● REQUIREMENTS
Retype the lines from the start of the items up to and including the line with "time-axis-title: Time (s): [26, 29, 149, 68]".

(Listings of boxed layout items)
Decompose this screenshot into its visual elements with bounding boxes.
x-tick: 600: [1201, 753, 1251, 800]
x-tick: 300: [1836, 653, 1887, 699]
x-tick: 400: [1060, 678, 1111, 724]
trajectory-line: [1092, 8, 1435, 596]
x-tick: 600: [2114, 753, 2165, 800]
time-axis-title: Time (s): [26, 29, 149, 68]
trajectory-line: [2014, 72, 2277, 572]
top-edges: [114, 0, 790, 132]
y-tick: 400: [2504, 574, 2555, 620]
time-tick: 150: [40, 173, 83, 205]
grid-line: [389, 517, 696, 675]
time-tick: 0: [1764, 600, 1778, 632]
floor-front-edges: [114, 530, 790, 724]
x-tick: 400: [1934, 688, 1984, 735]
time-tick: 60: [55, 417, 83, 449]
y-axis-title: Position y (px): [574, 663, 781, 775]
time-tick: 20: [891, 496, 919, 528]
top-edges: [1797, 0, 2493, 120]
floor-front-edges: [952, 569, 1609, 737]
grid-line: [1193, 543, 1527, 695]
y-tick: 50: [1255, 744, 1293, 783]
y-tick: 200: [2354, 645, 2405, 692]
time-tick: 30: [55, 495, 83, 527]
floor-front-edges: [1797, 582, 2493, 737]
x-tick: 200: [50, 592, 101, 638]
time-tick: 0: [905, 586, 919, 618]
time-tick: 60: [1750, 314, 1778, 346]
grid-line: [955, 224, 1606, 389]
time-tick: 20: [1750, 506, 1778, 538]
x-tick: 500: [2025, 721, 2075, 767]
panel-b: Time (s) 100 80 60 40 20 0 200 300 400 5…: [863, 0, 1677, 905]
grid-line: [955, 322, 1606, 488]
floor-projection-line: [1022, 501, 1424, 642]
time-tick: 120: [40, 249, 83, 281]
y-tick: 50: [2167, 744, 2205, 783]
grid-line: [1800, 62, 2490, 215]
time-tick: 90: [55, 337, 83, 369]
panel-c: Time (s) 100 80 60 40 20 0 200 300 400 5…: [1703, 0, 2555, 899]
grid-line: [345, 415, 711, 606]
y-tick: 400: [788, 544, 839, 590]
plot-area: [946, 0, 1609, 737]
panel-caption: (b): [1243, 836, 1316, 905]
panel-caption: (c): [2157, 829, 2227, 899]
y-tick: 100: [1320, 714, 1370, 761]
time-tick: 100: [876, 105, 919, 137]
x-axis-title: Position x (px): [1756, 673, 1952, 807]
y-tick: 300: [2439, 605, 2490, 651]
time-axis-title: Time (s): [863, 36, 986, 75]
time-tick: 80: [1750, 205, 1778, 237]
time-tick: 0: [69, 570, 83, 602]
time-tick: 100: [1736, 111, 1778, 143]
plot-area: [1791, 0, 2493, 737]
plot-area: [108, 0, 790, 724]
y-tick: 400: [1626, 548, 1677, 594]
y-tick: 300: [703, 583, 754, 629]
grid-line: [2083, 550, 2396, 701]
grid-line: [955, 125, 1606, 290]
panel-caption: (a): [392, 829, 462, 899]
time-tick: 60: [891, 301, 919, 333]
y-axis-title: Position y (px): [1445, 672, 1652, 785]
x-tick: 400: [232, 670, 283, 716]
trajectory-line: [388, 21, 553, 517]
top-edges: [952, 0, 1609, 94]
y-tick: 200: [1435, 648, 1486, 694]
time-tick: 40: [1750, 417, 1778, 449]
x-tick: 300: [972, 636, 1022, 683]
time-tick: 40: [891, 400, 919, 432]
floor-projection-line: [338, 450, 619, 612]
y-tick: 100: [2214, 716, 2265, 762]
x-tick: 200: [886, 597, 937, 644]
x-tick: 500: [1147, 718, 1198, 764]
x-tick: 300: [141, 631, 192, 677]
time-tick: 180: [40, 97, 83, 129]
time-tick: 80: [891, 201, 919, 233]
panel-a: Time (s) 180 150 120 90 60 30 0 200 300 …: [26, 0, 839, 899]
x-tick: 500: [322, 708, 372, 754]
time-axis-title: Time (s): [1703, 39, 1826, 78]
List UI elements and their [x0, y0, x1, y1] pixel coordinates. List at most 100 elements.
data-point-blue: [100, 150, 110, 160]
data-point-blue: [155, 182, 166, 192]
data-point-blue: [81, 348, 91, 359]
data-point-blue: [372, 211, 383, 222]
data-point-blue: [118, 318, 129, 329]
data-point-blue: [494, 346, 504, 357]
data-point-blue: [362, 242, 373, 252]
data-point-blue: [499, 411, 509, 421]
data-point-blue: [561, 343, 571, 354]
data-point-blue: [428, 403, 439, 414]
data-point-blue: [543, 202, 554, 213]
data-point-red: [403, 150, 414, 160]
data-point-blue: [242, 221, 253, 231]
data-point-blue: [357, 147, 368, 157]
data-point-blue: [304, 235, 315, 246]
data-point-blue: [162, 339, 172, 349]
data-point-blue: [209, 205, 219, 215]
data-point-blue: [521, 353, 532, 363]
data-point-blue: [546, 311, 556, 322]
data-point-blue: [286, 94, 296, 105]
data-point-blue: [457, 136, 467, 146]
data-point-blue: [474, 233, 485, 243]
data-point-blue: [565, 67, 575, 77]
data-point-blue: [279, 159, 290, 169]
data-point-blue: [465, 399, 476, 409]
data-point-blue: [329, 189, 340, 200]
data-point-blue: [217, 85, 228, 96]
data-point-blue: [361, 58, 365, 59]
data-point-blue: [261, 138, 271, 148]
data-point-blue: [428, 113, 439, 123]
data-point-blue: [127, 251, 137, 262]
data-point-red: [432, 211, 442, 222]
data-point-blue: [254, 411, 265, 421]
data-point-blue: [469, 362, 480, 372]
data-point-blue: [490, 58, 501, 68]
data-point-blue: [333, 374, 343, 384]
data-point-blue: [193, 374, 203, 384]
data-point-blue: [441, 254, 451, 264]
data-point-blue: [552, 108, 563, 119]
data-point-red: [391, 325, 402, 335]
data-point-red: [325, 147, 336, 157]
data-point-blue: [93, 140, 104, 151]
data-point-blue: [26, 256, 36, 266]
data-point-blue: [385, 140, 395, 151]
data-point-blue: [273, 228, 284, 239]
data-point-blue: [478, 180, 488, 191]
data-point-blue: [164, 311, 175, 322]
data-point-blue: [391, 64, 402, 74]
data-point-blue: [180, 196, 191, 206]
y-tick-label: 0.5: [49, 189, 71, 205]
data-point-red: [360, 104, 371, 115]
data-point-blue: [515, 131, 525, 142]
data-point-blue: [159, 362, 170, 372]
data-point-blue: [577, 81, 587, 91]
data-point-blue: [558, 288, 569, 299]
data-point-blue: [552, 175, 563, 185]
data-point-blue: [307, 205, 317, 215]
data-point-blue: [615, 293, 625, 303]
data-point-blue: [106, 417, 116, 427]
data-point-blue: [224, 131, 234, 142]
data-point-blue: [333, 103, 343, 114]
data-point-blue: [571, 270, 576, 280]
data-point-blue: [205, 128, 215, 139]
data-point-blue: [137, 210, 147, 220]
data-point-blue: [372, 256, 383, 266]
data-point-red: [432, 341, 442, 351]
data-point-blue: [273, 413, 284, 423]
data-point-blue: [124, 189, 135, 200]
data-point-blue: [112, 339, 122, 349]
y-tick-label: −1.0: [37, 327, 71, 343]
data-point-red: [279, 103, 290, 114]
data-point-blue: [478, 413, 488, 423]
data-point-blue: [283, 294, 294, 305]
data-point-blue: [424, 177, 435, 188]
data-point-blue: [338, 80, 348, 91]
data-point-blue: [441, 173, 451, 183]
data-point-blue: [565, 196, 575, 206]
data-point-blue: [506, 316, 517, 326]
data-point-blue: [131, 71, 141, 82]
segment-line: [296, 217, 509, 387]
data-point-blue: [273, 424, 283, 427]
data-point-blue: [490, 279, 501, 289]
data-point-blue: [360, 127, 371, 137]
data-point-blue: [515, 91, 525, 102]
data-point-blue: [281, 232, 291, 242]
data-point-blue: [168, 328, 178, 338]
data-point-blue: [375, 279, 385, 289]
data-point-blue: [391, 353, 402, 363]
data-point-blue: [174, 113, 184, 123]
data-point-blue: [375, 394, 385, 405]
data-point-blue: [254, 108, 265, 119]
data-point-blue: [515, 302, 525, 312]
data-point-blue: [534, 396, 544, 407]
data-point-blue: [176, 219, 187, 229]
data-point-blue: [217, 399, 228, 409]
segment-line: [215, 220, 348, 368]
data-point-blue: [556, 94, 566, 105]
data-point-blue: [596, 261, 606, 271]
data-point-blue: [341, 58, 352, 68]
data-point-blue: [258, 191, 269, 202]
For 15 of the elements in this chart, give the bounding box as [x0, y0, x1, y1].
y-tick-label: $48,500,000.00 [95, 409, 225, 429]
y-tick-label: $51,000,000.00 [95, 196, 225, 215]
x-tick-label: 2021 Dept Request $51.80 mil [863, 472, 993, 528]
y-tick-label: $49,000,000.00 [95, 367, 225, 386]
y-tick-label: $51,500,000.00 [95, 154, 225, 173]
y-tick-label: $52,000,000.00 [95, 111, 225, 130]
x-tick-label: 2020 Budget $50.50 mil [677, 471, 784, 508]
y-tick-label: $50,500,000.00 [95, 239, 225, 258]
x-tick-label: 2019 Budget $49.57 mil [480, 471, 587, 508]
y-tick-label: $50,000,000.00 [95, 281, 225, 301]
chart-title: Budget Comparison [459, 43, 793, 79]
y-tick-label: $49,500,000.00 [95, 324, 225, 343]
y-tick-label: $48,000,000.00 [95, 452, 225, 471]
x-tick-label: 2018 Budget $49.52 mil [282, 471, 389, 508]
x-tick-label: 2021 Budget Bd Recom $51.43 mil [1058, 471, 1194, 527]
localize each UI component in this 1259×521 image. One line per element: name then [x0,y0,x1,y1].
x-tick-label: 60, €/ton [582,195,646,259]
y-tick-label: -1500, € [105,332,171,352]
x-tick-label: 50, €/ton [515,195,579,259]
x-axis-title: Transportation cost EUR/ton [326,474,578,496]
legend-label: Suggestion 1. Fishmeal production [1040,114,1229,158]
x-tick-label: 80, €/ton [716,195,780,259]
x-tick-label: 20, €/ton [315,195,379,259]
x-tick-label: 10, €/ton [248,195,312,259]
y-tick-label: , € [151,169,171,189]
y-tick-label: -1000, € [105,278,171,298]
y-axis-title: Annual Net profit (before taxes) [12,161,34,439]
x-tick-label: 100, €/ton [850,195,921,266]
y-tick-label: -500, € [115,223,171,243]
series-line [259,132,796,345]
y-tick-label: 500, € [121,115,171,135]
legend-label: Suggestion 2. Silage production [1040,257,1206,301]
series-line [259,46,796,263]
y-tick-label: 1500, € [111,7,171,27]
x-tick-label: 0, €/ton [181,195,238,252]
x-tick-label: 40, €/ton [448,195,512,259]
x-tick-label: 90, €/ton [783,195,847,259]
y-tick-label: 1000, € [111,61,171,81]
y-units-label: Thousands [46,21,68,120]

● THE OUTPUT
Decompose this screenshot into its visual elements with bounding boxes.
x-tick: 600: [1201, 753, 1251, 800]
x-tick: 300: [1836, 653, 1887, 699]
x-tick: 400: [1060, 678, 1111, 724]
trajectory-line: [1092, 8, 1435, 596]
x-tick: 600: [2114, 753, 2165, 800]
time-axis-title: Time (s): [26, 29, 149, 68]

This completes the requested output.